_Problem description:_ Please determine how many lines of the material include the word "color", and respond with nothing but that number.

◆ ◆ ◆ ◆ ◆

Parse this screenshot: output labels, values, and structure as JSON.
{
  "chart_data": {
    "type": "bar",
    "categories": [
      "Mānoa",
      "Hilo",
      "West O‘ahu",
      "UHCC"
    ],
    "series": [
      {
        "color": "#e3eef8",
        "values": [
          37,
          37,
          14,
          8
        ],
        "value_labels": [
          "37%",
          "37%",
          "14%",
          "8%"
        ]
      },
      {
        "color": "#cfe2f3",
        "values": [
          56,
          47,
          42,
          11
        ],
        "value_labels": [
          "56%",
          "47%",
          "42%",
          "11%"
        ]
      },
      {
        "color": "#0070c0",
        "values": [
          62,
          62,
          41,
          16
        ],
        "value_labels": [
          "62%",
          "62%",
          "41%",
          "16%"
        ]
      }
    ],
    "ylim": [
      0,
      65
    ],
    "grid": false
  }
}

◆ ◆ ◆ ◆ ◆

_Task solution:_ 3